In your mystruct_init() function you've allocated only one node * for your your list:

hashtable->list= calloc(1,sizeof(node *));

And then went on to dereference elements past the end of the allocated memory:

for (i = 0; i < 16; i++) {
   hashtable->list[i] = calloc(1, sizeof(node));

Also, in your reSize() function you use the variable capacity but that does not appear to be defined anywhere. Is this your real code? And if it is, what is the value of capacity?

Edit: You should probably make the code in your init function look like this:

struct hashtable *mystruct_init()
{
    int i;      
    hashtable *hashtable =calloc(1, sizeof(*hashtable));

    // loop through and allocate memory for each element in list
    hashtable->list= calloc(capacity, sizeof(node *));
    for (i = 0; i < capacity; i++) {
       hashtable->list[i] = calloc(1, sizeof(node));
    }
    return hashtable;
}

Notice that I've used capacity in the call to calloc() and as the controlling value in the following for loop.

[Items listed in a dataset]
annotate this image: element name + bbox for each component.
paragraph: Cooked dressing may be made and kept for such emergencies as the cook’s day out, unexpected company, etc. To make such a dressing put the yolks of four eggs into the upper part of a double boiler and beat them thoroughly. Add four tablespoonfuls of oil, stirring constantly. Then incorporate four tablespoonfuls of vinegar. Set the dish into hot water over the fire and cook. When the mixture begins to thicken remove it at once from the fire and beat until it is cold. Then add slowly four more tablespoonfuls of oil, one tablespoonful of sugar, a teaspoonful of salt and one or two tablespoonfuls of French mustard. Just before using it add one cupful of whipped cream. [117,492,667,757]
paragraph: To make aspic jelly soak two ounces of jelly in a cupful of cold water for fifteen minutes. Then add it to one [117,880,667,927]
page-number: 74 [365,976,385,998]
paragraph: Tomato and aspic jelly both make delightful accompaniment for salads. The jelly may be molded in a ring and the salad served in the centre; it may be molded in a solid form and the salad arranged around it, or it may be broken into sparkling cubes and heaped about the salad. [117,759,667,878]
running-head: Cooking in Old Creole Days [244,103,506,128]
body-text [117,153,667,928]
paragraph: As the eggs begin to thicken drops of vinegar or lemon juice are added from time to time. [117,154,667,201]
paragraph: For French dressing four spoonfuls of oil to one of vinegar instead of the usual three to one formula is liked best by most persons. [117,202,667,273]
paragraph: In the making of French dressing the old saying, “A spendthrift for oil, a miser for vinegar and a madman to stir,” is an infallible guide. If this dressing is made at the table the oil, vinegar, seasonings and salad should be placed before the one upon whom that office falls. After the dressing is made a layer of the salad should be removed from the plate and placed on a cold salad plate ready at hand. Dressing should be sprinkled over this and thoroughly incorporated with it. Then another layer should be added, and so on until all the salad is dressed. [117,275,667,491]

**TO BE DONE**
**A.** Condense the paragraph of the hashtable code passage that begins "Also, in your reSize() function" into a shorter version that keeps its main facts.
**B.** Quote all ten dataset entries word for word, in their original order.
The hashtable code passage and the entries are unrelated.

**COMPLETED EXERCISE**
**A.** The reSize() function uses a variable named capacity that does not appear to be defined anywhere. The paragraph asks whether this is the real code and, if it is, what value capacity has.

**B.**
annotate this image: element name + bbox for each component.
paragraph: Cooked dressing may be made and kept for such emergencies as the cook’s day out, unexpected company, etc. To make such a dressing put the yolks of four eggs into the upper part of a double boiler and beat them thoroughly. Add four tablespoonfuls of oil, stirring constantly. Then incorporate four tablespoonfuls of vinegar. Set the dish into hot water over the fire and cook. When the mixture begins to thicken remove it at once from the fire and beat until it is cold. Then add slowly four more tablespoonfuls of oil, one tablespoonful of sugar, a teaspoonful of salt and one or two tablespoonfuls of French mustard. Just before using it add one cupful of whipped cream. [117,492,667,757]
paragraph: To make aspic jelly soak two ounces of jelly in a cupful of cold water for fifteen minutes. Then add it to one [117,880,667,927]
page-number: 74 [365,976,385,998]
paragraph: Tomato and aspic jelly both make delightful accompaniment for salads. The jelly may be molded in a ring and the salad served in the centre; it may be molded in a solid form and the salad arranged around it, or it may be broken into sparkling cubes and heaped about the salad. [117,759,667,878]
running-head: Cooking in Old Creole Days [244,103,506,128]
body-text [117,153,667,928]
paragraph: As the eggs begin to thicken drops of vinegar or lemon juice are added from time to time. [117,154,667,201]
paragraph: For French dressing four spoonfuls of oil to one of vinegar instead of the usual three to one formula is liked best by most persons. [117,202,667,273]
paragraph: In the making of French dressing the old saying, “A spendthrift for oil, a miser for vinegar and a madman to stir,” is an infallible guide. If this dressing is made at the table the oil, vinegar, seasonings and salad should be placed before the one upon whom that office falls. After the dressing is made a layer of the salad should be removed from the plate and placed on a cold salad plate ready at hand. Dressing should be sprinkled over this and thoroughly incorporated with it. Then another layer should be added, and so on until all the salad is dressed. [117,275,667,491]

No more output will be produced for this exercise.